### [Data provided]
━━━

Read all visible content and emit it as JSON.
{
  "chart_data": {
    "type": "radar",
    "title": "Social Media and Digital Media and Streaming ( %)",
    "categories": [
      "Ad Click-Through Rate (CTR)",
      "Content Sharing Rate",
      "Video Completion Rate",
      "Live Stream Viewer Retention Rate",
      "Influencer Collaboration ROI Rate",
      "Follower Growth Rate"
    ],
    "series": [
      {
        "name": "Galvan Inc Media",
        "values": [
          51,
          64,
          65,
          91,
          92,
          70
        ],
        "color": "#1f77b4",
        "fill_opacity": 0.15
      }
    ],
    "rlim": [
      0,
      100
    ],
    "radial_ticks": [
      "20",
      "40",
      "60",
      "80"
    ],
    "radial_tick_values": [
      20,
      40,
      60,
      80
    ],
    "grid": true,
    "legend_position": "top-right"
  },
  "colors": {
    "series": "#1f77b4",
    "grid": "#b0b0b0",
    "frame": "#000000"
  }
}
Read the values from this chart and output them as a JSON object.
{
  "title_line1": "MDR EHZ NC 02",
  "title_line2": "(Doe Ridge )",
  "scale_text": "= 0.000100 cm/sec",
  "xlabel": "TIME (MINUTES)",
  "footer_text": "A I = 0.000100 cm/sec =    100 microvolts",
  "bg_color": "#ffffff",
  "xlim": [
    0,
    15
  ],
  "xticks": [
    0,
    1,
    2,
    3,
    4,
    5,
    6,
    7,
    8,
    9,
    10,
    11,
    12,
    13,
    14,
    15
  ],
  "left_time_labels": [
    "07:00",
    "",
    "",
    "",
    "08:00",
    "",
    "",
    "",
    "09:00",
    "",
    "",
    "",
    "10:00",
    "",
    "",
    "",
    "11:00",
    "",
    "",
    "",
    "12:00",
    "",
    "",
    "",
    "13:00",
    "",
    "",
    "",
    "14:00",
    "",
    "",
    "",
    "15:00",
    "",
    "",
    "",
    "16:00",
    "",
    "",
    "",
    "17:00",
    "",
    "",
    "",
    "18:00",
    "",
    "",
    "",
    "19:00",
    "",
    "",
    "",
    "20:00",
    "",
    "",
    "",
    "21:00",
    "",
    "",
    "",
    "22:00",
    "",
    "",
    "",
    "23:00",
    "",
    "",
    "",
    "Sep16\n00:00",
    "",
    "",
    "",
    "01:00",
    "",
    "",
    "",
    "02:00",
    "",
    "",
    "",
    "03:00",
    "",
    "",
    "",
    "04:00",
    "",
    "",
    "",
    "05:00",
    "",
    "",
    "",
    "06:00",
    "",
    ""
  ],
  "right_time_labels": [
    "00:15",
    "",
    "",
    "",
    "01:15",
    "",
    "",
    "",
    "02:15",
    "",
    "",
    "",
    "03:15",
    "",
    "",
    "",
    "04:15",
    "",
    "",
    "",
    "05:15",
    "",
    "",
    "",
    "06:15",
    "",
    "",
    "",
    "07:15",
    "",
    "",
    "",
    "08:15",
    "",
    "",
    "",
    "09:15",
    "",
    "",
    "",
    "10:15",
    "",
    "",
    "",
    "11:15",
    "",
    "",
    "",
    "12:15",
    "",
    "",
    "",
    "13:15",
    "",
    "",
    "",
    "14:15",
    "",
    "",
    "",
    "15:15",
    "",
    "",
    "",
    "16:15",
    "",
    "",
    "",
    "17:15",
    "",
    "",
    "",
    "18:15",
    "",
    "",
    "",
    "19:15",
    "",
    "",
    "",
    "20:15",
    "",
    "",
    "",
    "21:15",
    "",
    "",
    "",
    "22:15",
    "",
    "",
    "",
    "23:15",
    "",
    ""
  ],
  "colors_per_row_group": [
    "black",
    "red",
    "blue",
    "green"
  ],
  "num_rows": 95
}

━━━

Reproduce the listing above word for word.

Read all visible content and emit it as JSON.
{
  "chart_data": {
    "type": "radar",
    "title": "Social Media and Digital Media and Streaming ( %)",
    "categories": [
      "Ad Click-Through Rate (CTR)",
      "Content Sharing Rate",
      "Video Completion Rate",
      "Live Stream Viewer Retention Rate",
      "Influencer Collaboration ROI Rate",
      "Follower Growth Rate"
    ],
    "series": [
      {
        "name": "Galvan Inc Media",
        "values": [
          51,
          64,
          65,
          91,
          92,
          70
        ],
        "color": "#1f77b4",
        "fill_opacity": 0.15
      }
    ],
    "rlim": [
      0,
      100
    ],
    "radial_ticks": [
      "20",
      "40",
      "60",
      "80"
    ],
    "radial_tick_values": [
      20,
      40,
      60,
      80
    ],
    "grid": true,
    "legend_position": "top-right"
  },
  "colors": {
    "series": "#1f77b4",
    "grid": "#b0b0b0",
    "frame": "#000000"
  }
}
Read the values from this chart and output them as a JSON object.
{
  "title_line1": "MDR EHZ NC 02",
  "title_line2": "(Doe Ridge )",
  "scale_text": "= 0.000100 cm/sec",
  "xlabel": "TIME (MINUTES)",
  "footer_text": "A I = 0.000100 cm/sec =    100 microvolts",
  "bg_color": "#ffffff",
  "xlim": [
    0,
    15
  ],
  "xticks": [
    0,
    1,
    2,
    3,
    4,
    5,
    6,
    7,
    8,
    9,
    10,
    11,
    12,
    13,
    14,
    15
  ],
  "left_time_labels": [
    "07:00",
    "",
    "",
    "",
    "08:00",
    "",
    "",
    "",
    "09:00",
    "",
    "",
    "",
    "10:00",
    "",
    "",
    "",
    "11:00",
    "",
    "",
    "",
    "12:00",
    "",
    "",
    "",
    "13:00",
    "",
    "",
    "",
    "14:00",
    "",
    "",
    "",
    "15:00",
    "",
    "",
    "",
    "16:00",
    "",
    "",
    "",
    "17:00",
    "",
    "",
    "",
    "18:00",
    "",
    "",
    "",
    "19:00",
    "",
    "",
    "",
    "20:00",
    "",
    "",
    "",
    "21:00",
    "",
    "",
    "",
    "22:00",
    "",
    "",
    "",
    "23:00",
    "",
    "",
    "",
    "Sep16\n00:00",
    "",
    "",
    "",
    "01:00",
    "",
    "",
    "",
    "02:00",
    "",
    "",
    "",
    "03:00",
    "",
    "",
    "",
    "04:00",
    "",
    "",
    "",
    "05:00",
    "",
    "",
    "",
    "06:00",
    "",
    ""
  ],
  "right_time_labels": [
    "00:15",
    "",
    "",
    "",
    "01:15",
    "",
    "",
    "",
    "02:15",
    "",
    "",
    "",
    "03:15",
    "",
    "",
    "",
    "04:15",
    "",
    "",
    "",
    "05:15",
    "",
    "",
    "",
    "06:15",
    "",
    "",
    "",
    "07:15",
    "",
    "",
    "",
    "08:15",
    "",
    "",
    "",
    "09:15",
    "",
    "",
    "",
    "10:15",
    "",
    "",
    "",
    "11:15",
    "",
    "",
    "",
    "12:15",
    "",
    "",
    "",
    "13:15",
    "",
    "",
    "",
    "14:15",
    "",
    "",
    "",
    "15:15",
    "",
    "",
    "",
    "16:15",
    "",
    "",
    "",
    "17:15",
    "",
    "",
    "",
    "18:15",
    "",
    "",
    "",
    "19:15",
    "",
    "",
    "",
    "20:15",
    "",
    "",
    "",
    "21:15",
    "",
    "",
    "",
    "22:15",
    "",
    "",
    "",
    "23:15",
    "",
    ""
  ],
  "colors_per_row_group": [
    "black",
    "red",
    "blue",
    "green"
  ],
  "num_rows": 95
}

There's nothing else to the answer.